Instructions to follow ▸ Leaving out the images, please output every entry exactly as it appears.

Exercise input ▸

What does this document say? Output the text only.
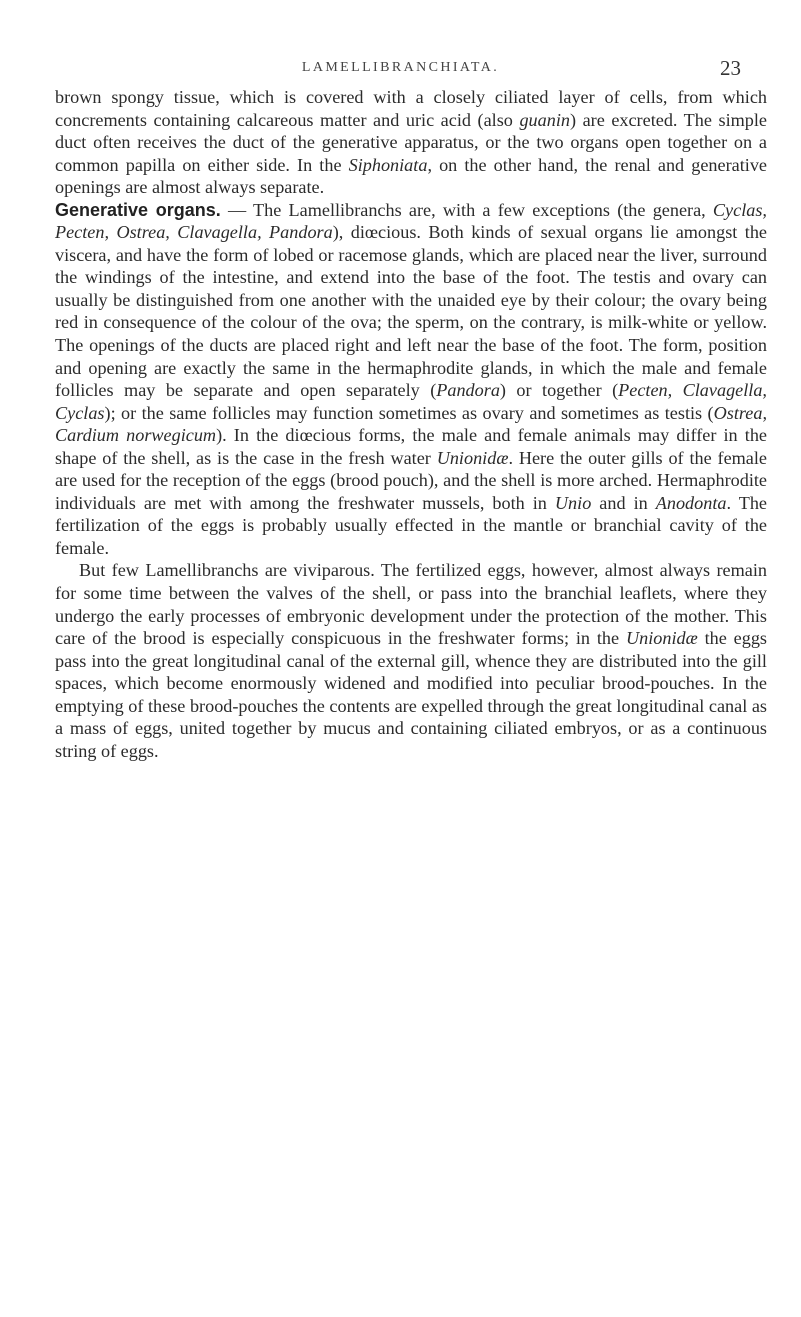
LAMELLIBRANCHIATA.	23

brown spongy tissue, which is covered with a closely ciliated layer of cells, from which concrements containing calcareous matter and uric acid (also guanin) are excreted. The simple duct often receives the duct of the generative apparatus, or the two organs open together on a common papilla on either side. In the Siphoniata, on the other hand, the renal and generative openings are almost always separate.

Generative organs. — The Lamellibranchs are, with a few exceptions (the genera, Cyclas, Pecten, Ostrea, Clavagella, Pandora), diœcious. Both kinds of sexual organs lie amongst the viscera, and have the form of lobed or racemose glands, which are placed near the liver, surround the windings of the intestine, and extend into the base of the foot. The testis and ovary can usually be distinguished from one another with the unaided eye by their colour; the ovary being red in consequence of the colour of the ova; the sperm, on the contrary, is milk-white or yellow. The openings of the ducts are placed right and left near the base of the foot. The form, position and opening are exactly the same in the hermaphrodite glands, in which the male and female follicles may be separate and open separately (Pandora) or together (Pecten, Clavagella, Cyclas); or the same follicles may function sometimes as ovary and sometimes as testis (Ostrea, Cardium norwegicum). In the diœcious forms, the male and female animals may differ in the shape of the shell, as is the case in the fresh water Unionidæ. Here the outer gills of the female are used for the reception of the eggs (brood pouch), and the shell is more arched. Hermaphrodite individuals are met with among the freshwater mussels, both in Unio and in Anodonta. The fertilization of the eggs is probably usually effected in the mantle or branchial cavity of the female.

But few Lamellibranchs are viviparous. The fertilized eggs, however, almost always remain for some time between the valves of the shell, or pass into the branchial leaflets, where they undergo the early processes of embryonic development under the protection of the mother. This care of the brood is especially conspicuous in the freshwater forms; in the Unionidæ the eggs pass into the great longitudinal canal of the external gill, whence they are distributed into the gill spaces, which become enormously widened and modified into peculiar brood-pouches. In the emptying of these brood-pouches the contents are expelled through the great longitudinal canal as a mass of eggs, united together by mucus and containing ciliated embryos, or as a continuous string of eggs.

Result of this task ▸
What does this document say? Output the text only.
LAMELLIBRANCHIATA.	23

brown spongy tissue, which is covered with a closely ciliated layer of cells, from which concrements containing calcareous matter and uric acid (also guanin) are excreted. The simple duct often receives the duct of the generative apparatus, or the two organs open together on a common papilla on either side. In the Siphoniata, on the other hand, the renal and generative openings are almost always separate.

Generative organs. — The Lamellibranchs are, with a few exceptions (the genera, Cyclas, Pecten, Ostrea, Clavagella, Pandora), diœcious. Both kinds of sexual organs lie amongst the viscera, and have the form of lobed or racemose glands, which are placed near the liver, surround the windings of the intestine, and extend into the base of the foot. The testis and ovary can usually be distinguished from one another with the unaided eye by their colour; the ovary being red in consequence of the colour of the ova; the sperm, on the contrary, is milk-white or yellow. The openings of the ducts are placed right and left near the base of the foot. The form, position and opening are exactly the same in the hermaphrodite glands, in which the male and female follicles may be separate and open separately (Pandora) or together (Pecten, Clavagella, Cyclas); or the same follicles may function sometimes as ovary and sometimes as testis (Ostrea, Cardium norwegicum). In the diœcious forms, the male and female animals may differ in the shape of the shell, as is the case in the fresh water Unionidæ. Here the outer gills of the female are used for the reception of the eggs (brood pouch), and the shell is more arched. Hermaphrodite individuals are met with among the freshwater mussels, both in Unio and in Anodonta. The fertilization of the eggs is probably usually effected in the mantle or branchial cavity of the female.

But few Lamellibranchs are viviparous. The fertilized eggs, however, almost always remain for some time between the valves of the shell, or pass into the branchial leaflets, where they undergo the early processes of embryonic development under the protection of the mother. This care of the brood is especially conspicuous in the freshwater forms; in the Unionidæ the eggs pass into the great longitudinal canal of the external gill, whence they are distributed into the gill spaces, which become enormously widened and modified into peculiar brood-pouches. In the emptying of these brood-pouches the contents are expelled through the great longitudinal canal as a mass of eggs, united together by mucus and containing ciliated embryos, or as a continuous string of eggs.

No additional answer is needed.